> [THE REQUEST]: Copy each line below that contains "Surface".

> [RECORDS SUPPLIED]:
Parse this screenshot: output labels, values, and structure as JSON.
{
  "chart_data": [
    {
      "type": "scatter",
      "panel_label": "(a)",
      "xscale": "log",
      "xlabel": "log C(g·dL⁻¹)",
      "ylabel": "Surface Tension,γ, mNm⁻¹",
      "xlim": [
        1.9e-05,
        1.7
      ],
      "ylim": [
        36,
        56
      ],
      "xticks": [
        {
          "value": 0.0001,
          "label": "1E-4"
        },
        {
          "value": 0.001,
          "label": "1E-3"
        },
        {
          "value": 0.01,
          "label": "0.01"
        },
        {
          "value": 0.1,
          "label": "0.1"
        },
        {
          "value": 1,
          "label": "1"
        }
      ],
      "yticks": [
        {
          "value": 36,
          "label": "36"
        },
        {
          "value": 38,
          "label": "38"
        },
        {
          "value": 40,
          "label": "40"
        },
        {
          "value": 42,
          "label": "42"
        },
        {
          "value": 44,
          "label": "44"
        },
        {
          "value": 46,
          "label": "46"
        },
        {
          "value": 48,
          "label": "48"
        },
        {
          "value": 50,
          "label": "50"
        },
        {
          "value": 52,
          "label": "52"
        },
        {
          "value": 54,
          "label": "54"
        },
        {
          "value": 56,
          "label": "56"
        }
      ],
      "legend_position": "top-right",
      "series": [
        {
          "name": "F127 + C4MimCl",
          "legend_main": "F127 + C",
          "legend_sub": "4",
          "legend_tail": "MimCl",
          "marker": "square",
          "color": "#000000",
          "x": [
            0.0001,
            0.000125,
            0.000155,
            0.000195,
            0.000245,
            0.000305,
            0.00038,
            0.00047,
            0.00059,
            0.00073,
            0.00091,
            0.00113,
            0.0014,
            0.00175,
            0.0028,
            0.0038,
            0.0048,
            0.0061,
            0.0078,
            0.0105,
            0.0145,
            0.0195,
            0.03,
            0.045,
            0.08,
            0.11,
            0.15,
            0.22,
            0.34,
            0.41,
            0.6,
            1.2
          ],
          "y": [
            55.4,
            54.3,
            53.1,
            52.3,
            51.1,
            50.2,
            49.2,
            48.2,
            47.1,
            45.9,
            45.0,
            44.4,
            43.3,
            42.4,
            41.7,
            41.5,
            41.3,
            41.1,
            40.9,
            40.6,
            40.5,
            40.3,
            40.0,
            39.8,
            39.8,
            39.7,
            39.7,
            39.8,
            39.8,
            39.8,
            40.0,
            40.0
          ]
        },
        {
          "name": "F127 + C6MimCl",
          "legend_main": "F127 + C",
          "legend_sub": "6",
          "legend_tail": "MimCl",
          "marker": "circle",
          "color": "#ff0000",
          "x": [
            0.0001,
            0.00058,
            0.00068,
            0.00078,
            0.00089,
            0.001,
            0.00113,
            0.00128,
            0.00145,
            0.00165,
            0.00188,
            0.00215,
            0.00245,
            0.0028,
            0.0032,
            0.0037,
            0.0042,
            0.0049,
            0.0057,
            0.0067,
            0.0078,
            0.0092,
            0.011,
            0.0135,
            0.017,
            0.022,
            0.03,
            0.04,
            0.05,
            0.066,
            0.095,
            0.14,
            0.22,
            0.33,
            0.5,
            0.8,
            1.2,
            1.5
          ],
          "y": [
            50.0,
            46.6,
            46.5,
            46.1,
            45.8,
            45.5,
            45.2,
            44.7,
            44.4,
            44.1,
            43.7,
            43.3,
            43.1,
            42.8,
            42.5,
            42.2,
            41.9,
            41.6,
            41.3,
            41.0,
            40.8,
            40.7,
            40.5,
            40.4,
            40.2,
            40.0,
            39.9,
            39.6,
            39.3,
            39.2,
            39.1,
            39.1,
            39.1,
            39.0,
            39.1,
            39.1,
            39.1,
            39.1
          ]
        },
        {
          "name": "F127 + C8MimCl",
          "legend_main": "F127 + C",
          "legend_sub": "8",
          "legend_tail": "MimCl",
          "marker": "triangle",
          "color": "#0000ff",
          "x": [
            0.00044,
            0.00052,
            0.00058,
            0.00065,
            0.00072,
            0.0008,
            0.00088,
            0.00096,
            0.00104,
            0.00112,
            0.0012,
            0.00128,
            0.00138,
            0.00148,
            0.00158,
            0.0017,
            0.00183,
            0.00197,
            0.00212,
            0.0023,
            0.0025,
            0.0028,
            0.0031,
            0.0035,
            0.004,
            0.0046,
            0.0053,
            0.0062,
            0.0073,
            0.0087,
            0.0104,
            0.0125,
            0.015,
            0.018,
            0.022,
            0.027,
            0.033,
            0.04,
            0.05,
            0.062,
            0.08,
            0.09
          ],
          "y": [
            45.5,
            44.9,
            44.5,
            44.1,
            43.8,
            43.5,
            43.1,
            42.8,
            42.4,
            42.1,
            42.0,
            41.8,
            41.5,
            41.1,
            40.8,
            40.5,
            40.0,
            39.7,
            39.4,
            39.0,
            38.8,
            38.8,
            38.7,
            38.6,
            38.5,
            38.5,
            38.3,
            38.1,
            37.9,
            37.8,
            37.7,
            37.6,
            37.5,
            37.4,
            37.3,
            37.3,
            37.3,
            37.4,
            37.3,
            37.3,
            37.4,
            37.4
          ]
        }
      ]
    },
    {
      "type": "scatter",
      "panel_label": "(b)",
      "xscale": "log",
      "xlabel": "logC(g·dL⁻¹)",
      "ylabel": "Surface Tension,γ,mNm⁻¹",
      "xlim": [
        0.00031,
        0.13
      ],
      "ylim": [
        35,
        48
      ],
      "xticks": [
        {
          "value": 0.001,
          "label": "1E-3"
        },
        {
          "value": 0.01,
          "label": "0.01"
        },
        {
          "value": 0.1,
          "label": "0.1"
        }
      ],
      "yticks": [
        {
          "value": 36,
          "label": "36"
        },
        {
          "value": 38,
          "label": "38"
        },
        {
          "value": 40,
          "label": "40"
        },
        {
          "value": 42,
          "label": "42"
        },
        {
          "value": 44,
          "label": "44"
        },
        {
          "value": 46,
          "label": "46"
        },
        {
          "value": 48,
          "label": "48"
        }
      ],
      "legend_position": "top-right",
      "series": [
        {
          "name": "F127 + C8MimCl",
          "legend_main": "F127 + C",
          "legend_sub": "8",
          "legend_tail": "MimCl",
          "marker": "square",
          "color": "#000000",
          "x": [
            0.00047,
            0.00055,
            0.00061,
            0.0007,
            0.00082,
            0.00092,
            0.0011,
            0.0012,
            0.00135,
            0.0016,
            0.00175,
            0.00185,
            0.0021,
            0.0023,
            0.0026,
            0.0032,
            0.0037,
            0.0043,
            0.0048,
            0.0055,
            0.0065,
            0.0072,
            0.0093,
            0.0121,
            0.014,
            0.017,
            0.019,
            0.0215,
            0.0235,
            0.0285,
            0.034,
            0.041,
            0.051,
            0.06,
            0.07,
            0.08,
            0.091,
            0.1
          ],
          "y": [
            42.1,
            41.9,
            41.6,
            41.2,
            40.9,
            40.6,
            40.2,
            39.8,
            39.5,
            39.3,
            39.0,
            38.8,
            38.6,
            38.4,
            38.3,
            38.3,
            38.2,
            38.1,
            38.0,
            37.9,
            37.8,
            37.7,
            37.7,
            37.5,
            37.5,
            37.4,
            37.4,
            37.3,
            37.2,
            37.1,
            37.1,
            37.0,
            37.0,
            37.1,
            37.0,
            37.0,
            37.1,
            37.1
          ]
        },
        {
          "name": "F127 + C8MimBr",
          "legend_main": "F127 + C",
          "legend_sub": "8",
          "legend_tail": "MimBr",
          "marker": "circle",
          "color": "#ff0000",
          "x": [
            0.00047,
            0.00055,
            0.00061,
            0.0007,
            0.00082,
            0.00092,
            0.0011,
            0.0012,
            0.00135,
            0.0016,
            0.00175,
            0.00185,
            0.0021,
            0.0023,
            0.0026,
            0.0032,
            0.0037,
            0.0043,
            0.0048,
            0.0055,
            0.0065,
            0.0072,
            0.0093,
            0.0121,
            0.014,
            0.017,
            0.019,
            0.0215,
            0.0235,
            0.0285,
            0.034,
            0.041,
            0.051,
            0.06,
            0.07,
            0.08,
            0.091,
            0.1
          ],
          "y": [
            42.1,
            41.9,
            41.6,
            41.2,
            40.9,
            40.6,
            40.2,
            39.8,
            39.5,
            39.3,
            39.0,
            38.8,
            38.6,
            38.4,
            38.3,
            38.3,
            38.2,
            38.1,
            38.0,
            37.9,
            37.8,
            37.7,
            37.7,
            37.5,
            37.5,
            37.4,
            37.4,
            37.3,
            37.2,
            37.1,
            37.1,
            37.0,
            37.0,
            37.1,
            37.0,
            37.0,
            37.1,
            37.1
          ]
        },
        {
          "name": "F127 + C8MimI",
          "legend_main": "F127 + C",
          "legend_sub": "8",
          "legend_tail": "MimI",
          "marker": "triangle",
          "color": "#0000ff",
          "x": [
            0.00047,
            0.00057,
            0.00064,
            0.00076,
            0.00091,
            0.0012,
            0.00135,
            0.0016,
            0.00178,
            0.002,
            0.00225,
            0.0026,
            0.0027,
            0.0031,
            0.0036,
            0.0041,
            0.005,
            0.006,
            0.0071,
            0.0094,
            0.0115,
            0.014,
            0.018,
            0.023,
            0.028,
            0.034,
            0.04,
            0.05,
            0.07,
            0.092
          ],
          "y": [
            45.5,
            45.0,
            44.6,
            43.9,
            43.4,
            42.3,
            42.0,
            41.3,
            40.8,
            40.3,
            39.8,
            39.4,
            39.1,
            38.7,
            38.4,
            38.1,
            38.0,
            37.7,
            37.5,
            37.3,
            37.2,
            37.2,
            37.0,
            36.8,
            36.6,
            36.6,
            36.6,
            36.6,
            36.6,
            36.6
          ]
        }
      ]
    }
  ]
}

> [SOLUTION TO THIS PROBLEM]:
      "ylabel": "Surface Tension,γ, mNm⁻¹",
      "ylabel": "Surface Tension,γ,mNm⁻¹",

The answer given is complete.